Set task ::
Reproduce the entries from the very first line down to and including the line with "- scroll-marker-icon[interactable]: ▼: [1243, 2, 1251, 13]".

(Dataset records)
------

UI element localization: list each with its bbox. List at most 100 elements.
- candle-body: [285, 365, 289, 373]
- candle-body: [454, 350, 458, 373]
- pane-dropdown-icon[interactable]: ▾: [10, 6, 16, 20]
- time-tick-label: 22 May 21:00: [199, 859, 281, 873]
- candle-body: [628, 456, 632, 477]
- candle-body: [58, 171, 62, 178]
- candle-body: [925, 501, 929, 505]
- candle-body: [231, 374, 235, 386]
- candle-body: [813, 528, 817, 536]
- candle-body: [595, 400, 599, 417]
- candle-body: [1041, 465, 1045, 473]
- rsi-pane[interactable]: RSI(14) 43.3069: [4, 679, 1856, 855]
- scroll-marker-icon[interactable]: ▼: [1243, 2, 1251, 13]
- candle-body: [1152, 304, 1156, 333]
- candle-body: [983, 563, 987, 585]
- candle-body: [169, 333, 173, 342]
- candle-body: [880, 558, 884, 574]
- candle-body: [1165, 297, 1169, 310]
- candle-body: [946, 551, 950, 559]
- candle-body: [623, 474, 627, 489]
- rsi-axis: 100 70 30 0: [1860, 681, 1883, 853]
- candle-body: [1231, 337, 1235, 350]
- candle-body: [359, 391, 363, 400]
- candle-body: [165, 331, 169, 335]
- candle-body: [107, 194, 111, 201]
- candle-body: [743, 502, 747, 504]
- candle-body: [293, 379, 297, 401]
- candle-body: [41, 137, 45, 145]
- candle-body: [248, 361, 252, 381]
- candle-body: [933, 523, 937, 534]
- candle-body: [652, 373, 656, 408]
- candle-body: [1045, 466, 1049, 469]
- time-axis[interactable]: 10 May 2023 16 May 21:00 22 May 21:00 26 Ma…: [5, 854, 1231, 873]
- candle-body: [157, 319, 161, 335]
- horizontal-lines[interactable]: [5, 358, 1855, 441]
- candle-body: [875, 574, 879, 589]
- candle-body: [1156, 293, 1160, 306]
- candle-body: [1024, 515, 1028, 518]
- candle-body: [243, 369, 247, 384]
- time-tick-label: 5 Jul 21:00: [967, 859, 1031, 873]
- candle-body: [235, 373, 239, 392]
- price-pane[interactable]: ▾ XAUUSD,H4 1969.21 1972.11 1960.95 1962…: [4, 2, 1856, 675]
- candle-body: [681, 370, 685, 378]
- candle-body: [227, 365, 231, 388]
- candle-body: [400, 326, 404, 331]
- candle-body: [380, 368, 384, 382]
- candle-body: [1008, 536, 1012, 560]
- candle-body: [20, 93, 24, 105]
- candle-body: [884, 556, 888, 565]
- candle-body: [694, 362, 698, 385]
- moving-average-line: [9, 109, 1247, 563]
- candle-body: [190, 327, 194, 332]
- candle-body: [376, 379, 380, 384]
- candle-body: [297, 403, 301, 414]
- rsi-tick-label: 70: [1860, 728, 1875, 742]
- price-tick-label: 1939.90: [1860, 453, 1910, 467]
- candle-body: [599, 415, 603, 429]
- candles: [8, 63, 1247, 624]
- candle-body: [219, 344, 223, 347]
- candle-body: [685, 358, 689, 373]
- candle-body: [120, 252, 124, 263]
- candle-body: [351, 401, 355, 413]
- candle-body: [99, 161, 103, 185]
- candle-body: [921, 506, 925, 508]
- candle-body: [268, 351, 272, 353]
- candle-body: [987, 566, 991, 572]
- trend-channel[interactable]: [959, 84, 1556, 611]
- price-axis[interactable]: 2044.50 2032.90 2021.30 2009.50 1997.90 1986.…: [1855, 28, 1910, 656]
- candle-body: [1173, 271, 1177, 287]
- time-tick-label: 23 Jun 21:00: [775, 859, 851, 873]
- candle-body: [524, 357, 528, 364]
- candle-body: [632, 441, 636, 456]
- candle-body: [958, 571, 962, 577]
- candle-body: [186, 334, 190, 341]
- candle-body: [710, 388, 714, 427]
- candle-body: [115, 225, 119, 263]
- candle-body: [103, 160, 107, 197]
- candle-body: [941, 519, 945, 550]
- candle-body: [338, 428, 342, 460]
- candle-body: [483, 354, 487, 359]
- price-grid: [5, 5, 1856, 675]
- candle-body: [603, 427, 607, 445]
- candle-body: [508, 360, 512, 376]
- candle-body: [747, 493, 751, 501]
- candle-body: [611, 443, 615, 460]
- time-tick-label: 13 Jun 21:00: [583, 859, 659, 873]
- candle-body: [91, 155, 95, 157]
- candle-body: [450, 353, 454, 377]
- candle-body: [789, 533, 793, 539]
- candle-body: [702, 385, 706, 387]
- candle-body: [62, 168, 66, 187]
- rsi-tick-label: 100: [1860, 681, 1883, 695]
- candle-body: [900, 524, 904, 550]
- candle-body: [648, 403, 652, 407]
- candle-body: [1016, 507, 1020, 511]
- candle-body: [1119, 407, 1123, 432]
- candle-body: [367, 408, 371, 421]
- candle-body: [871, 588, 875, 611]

------

Worked answer ::
UI element localization: list each with its bbox. List at most 100 elements.
- candle-body: [285, 365, 289, 373]
- candle-body: [454, 350, 458, 373]
- pane-dropdown-icon[interactable]: ▾: [10, 6, 16, 20]
- time-tick-label: 22 May 21:00: [199, 859, 281, 873]
- candle-body: [628, 456, 632, 477]
- candle-body: [58, 171, 62, 178]
- candle-body: [925, 501, 929, 505]
- candle-body: [231, 374, 235, 386]
- candle-body: [813, 528, 817, 536]
- candle-body: [595, 400, 599, 417]
- candle-body: [1041, 465, 1045, 473]
- rsi-pane[interactable]: RSI(14) 43.3069: [4, 679, 1856, 855]
- scroll-marker-icon[interactable]: ▼: [1243, 2, 1251, 13]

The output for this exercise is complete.